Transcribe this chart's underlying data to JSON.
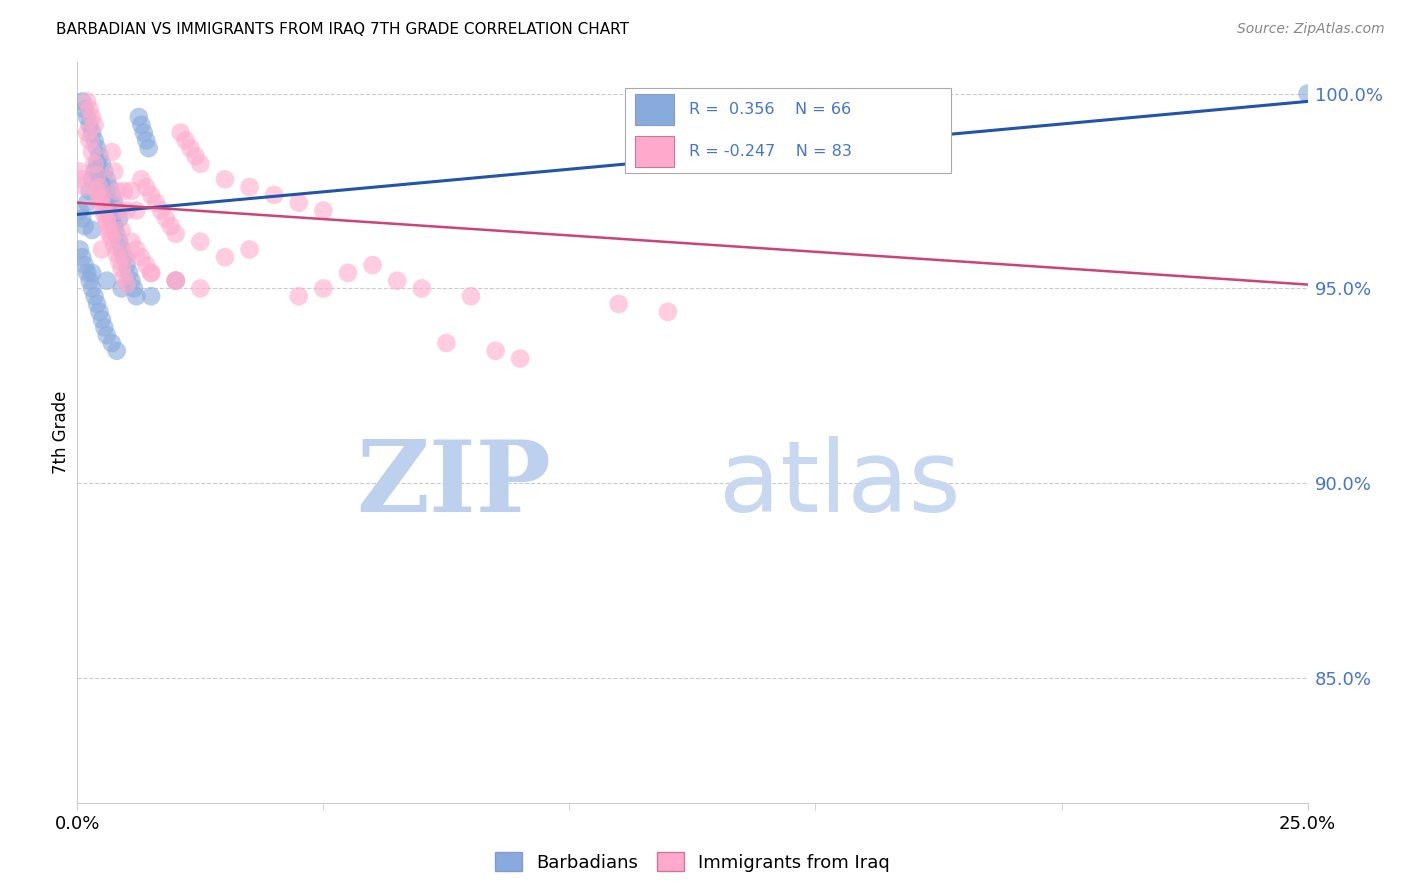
{
  "title": "BARBADIAN VS IMMIGRANTS FROM IRAQ 7TH GRADE CORRELATION CHART",
  "source": "Source: ZipAtlas.com",
  "ylabel": "7th Grade",
  "ylabel_right_ticks": [
    "100.0%",
    "95.0%",
    "90.0%",
    "85.0%"
  ],
  "ylabel_right_vals": [
    1.0,
    0.95,
    0.9,
    0.85
  ],
  "xmin": 0.0,
  "xmax": 0.25,
  "ymin": 0.818,
  "ymax": 1.008,
  "blue_color": "#88AADD",
  "pink_color": "#FFAACC",
  "trendline_blue": "#2255AA",
  "trendline_pink": "#CC4477",
  "watermark_zip": "ZIP",
  "watermark_atlas": "atlas",
  "watermark_color_zip": "#BDD0EE",
  "watermark_color_atlas": "#C8D8F0",
  "background_color": "#FFFFFF",
  "grid_color": "#CCCCCC",
  "title_fontsize": 11,
  "right_axis_color": "#4477CC",
  "legend_r1": "R =  0.356",
  "legend_n1": "N = 66",
  "legend_r2": "R = -0.247",
  "legend_n2": "N = 83",
  "blue_x": [
    0.0005,
    0.001,
    0.0015,
    0.002,
    0.0025,
    0.003,
    0.003,
    0.0035,
    0.004,
    0.0045,
    0.005,
    0.0055,
    0.006,
    0.0065,
    0.007,
    0.0075,
    0.008,
    0.0085,
    0.009,
    0.0095,
    0.01,
    0.0105,
    0.011,
    0.0115,
    0.012,
    0.0125,
    0.013,
    0.0135,
    0.014,
    0.0145,
    0.001,
    0.0015,
    0.002,
    0.0025,
    0.003,
    0.0035,
    0.004,
    0.0045,
    0.005,
    0.0055,
    0.006,
    0.0065,
    0.007,
    0.0075,
    0.008,
    0.0085,
    0.0005,
    0.001,
    0.0015,
    0.002,
    0.0025,
    0.003,
    0.0035,
    0.004,
    0.0045,
    0.005,
    0.0055,
    0.006,
    0.007,
    0.008,
    0.003,
    0.006,
    0.009,
    0.02,
    0.015,
    0.25
  ],
  "blue_y": [
    0.97,
    0.968,
    0.966,
    0.972,
    0.975,
    0.978,
    0.965,
    0.98,
    0.982,
    0.978,
    0.976,
    0.974,
    0.972,
    0.97,
    0.968,
    0.966,
    0.964,
    0.962,
    0.96,
    0.958,
    0.956,
    0.954,
    0.952,
    0.95,
    0.948,
    0.994,
    0.992,
    0.99,
    0.988,
    0.986,
    0.998,
    0.996,
    0.994,
    0.992,
    0.99,
    0.988,
    0.986,
    0.984,
    0.982,
    0.98,
    0.978,
    0.976,
    0.974,
    0.972,
    0.97,
    0.968,
    0.96,
    0.958,
    0.956,
    0.954,
    0.952,
    0.95,
    0.948,
    0.946,
    0.944,
    0.942,
    0.94,
    0.938,
    0.936,
    0.934,
    0.954,
    0.952,
    0.95,
    0.952,
    0.948,
    1.0
  ],
  "pink_x": [
    0.0005,
    0.001,
    0.0015,
    0.002,
    0.0025,
    0.003,
    0.0035,
    0.004,
    0.0045,
    0.005,
    0.0055,
    0.006,
    0.0065,
    0.007,
    0.0075,
    0.008,
    0.0085,
    0.009,
    0.0095,
    0.01,
    0.011,
    0.012,
    0.013,
    0.014,
    0.015,
    0.016,
    0.017,
    0.018,
    0.019,
    0.02,
    0.021,
    0.022,
    0.023,
    0.024,
    0.025,
    0.03,
    0.035,
    0.04,
    0.045,
    0.05,
    0.002,
    0.0025,
    0.003,
    0.0035,
    0.004,
    0.0045,
    0.005,
    0.0055,
    0.006,
    0.0065,
    0.007,
    0.0075,
    0.008,
    0.0085,
    0.009,
    0.0095,
    0.01,
    0.011,
    0.012,
    0.013,
    0.014,
    0.015,
    0.02,
    0.025,
    0.005,
    0.01,
    0.015,
    0.02,
    0.07,
    0.08,
    0.11,
    0.12,
    0.06,
    0.055,
    0.065,
    0.05,
    0.045,
    0.035,
    0.03,
    0.025,
    0.075,
    0.085,
    0.09
  ],
  "pink_y": [
    0.98,
    0.978,
    0.976,
    0.99,
    0.988,
    0.985,
    0.982,
    0.979,
    0.976,
    0.973,
    0.97,
    0.967,
    0.964,
    0.985,
    0.98,
    0.975,
    0.97,
    0.965,
    0.975,
    0.97,
    0.975,
    0.97,
    0.978,
    0.976,
    0.974,
    0.972,
    0.97,
    0.968,
    0.966,
    0.964,
    0.99,
    0.988,
    0.986,
    0.984,
    0.982,
    0.978,
    0.976,
    0.974,
    0.972,
    0.97,
    0.998,
    0.996,
    0.994,
    0.992,
    0.975,
    0.973,
    0.971,
    0.969,
    0.967,
    0.965,
    0.963,
    0.961,
    0.959,
    0.957,
    0.955,
    0.953,
    0.951,
    0.962,
    0.96,
    0.958,
    0.956,
    0.954,
    0.952,
    0.95,
    0.96,
    0.958,
    0.954,
    0.952,
    0.95,
    0.948,
    0.946,
    0.944,
    0.956,
    0.954,
    0.952,
    0.95,
    0.948,
    0.96,
    0.958,
    0.962,
    0.936,
    0.934,
    0.932
  ]
}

.....

REQUIRED TASK: Transcribe the complete set of entries verbatim. No pictures belong in the copy.

OUTPUT BELOW:
Transcribe this chart's underlying data to JSON.
{
  "title": "BARBADIAN VS IMMIGRANTS FROM IRAQ 7TH GRADE CORRELATION CHART",
  "source": "Source: ZipAtlas.com",
  "ylabel": "7th Grade",
  "ylabel_right_ticks": [
    "100.0%",
    "95.0%",
    "90.0%",
    "85.0%"
  ],
  "ylabel_right_vals": [
    1.0,
    0.95,
    0.9,
    0.85
  ],
  "xmin": 0.0,
  "xmax": 0.25,
  "ymin": 0.818,
  "ymax": 1.008,
  "blue_color": "#88AADD",
  "pink_color": "#FFAACC",
  "trendline_blue": "#2255AA",
  "trendline_pink": "#CC4477",
  "watermark_zip": "ZIP",
  "watermark_atlas": "atlas",
  "watermark_color_zip": "#BDD0EE",
  "watermark_color_atlas": "#C8D8F0",
  "background_color": "#FFFFFF",
  "grid_color": "#CCCCCC",
  "title_fontsize": 11,
  "right_axis_color": "#4477CC",
  "legend_r1": "R =  0.356",
  "legend_n1": "N = 66",
  "legend_r2": "R = -0.247",
  "legend_n2": "N = 83",
  "blue_x": [
    0.0005,
    0.001,
    0.0015,
    0.002,
    0.0025,
    0.003,
    0.003,
    0.0035,
    0.004,
    0.0045,
    0.005,
    0.0055,
    0.006,
    0.0065,
    0.007,
    0.0075,
    0.008,
    0.0085,
    0.009,
    0.0095,
    0.01,
    0.0105,
    0.011,
    0.0115,
    0.012,
    0.0125,
    0.013,
    0.0135,
    0.014,
    0.0145,
    0.001,
    0.0015,
    0.002,
    0.0025,
    0.003,
    0.0035,
    0.004,
    0.0045,
    0.005,
    0.0055,
    0.006,
    0.0065,
    0.007,
    0.0075,
    0.008,
    0.0085,
    0.0005,
    0.001,
    0.0015,
    0.002,
    0.0025,
    0.003,
    0.0035,
    0.004,
    0.0045,
    0.005,
    0.0055,
    0.006,
    0.007,
    0.008,
    0.003,
    0.006,
    0.009,
    0.02,
    0.015,
    0.25
  ],
  "blue_y": [
    0.97,
    0.968,
    0.966,
    0.972,
    0.975,
    0.978,
    0.965,
    0.98,
    0.982,
    0.978,
    0.976,
    0.974,
    0.972,
    0.97,
    0.968,
    0.966,
    0.964,
    0.962,
    0.96,
    0.958,
    0.956,
    0.954,
    0.952,
    0.95,
    0.948,
    0.994,
    0.992,
    0.99,
    0.988,
    0.986,
    0.998,
    0.996,
    0.994,
    0.992,
    0.99,
    0.988,
    0.986,
    0.984,
    0.982,
    0.98,
    0.978,
    0.976,
    0.974,
    0.972,
    0.97,
    0.968,
    0.96,
    0.958,
    0.956,
    0.954,
    0.952,
    0.95,
    0.948,
    0.946,
    0.944,
    0.942,
    0.94,
    0.938,
    0.936,
    0.934,
    0.954,
    0.952,
    0.95,
    0.952,
    0.948,
    1.0
  ],
  "pink_x": [
    0.0005,
    0.001,
    0.0015,
    0.002,
    0.0025,
    0.003,
    0.0035,
    0.004,
    0.0045,
    0.005,
    0.0055,
    0.006,
    0.0065,
    0.007,
    0.0075,
    0.008,
    0.0085,
    0.009,
    0.0095,
    0.01,
    0.011,
    0.012,
    0.013,
    0.014,
    0.015,
    0.016,
    0.017,
    0.018,
    0.019,
    0.02,
    0.021,
    0.022,
    0.023,
    0.024,
    0.025,
    0.03,
    0.035,
    0.04,
    0.045,
    0.05,
    0.002,
    0.0025,
    0.003,
    0.0035,
    0.004,
    0.0045,
    0.005,
    0.0055,
    0.006,
    0.0065,
    0.007,
    0.0075,
    0.008,
    0.0085,
    0.009,
    0.0095,
    0.01,
    0.011,
    0.012,
    0.013,
    0.014,
    0.015,
    0.02,
    0.025,
    0.005,
    0.01,
    0.015,
    0.02,
    0.07,
    0.08,
    0.11,
    0.12,
    0.06,
    0.055,
    0.065,
    0.05,
    0.045,
    0.035,
    0.03,
    0.025,
    0.075,
    0.085,
    0.09
  ],
  "pink_y": [
    0.98,
    0.978,
    0.976,
    0.99,
    0.988,
    0.985,
    0.982,
    0.979,
    0.976,
    0.973,
    0.97,
    0.967,
    0.964,
    0.985,
    0.98,
    0.975,
    0.97,
    0.965,
    0.975,
    0.97,
    0.975,
    0.97,
    0.978,
    0.976,
    0.974,
    0.972,
    0.97,
    0.968,
    0.966,
    0.964,
    0.99,
    0.988,
    0.986,
    0.984,
    0.982,
    0.978,
    0.976,
    0.974,
    0.972,
    0.97,
    0.998,
    0.996,
    0.994,
    0.992,
    0.975,
    0.973,
    0.971,
    0.969,
    0.967,
    0.965,
    0.963,
    0.961,
    0.959,
    0.957,
    0.955,
    0.953,
    0.951,
    0.962,
    0.96,
    0.958,
    0.956,
    0.954,
    0.952,
    0.95,
    0.96,
    0.958,
    0.954,
    0.952,
    0.95,
    0.948,
    0.946,
    0.944,
    0.956,
    0.954,
    0.952,
    0.95,
    0.948,
    0.96,
    0.958,
    0.962,
    0.936,
    0.934,
    0.932
  ]
}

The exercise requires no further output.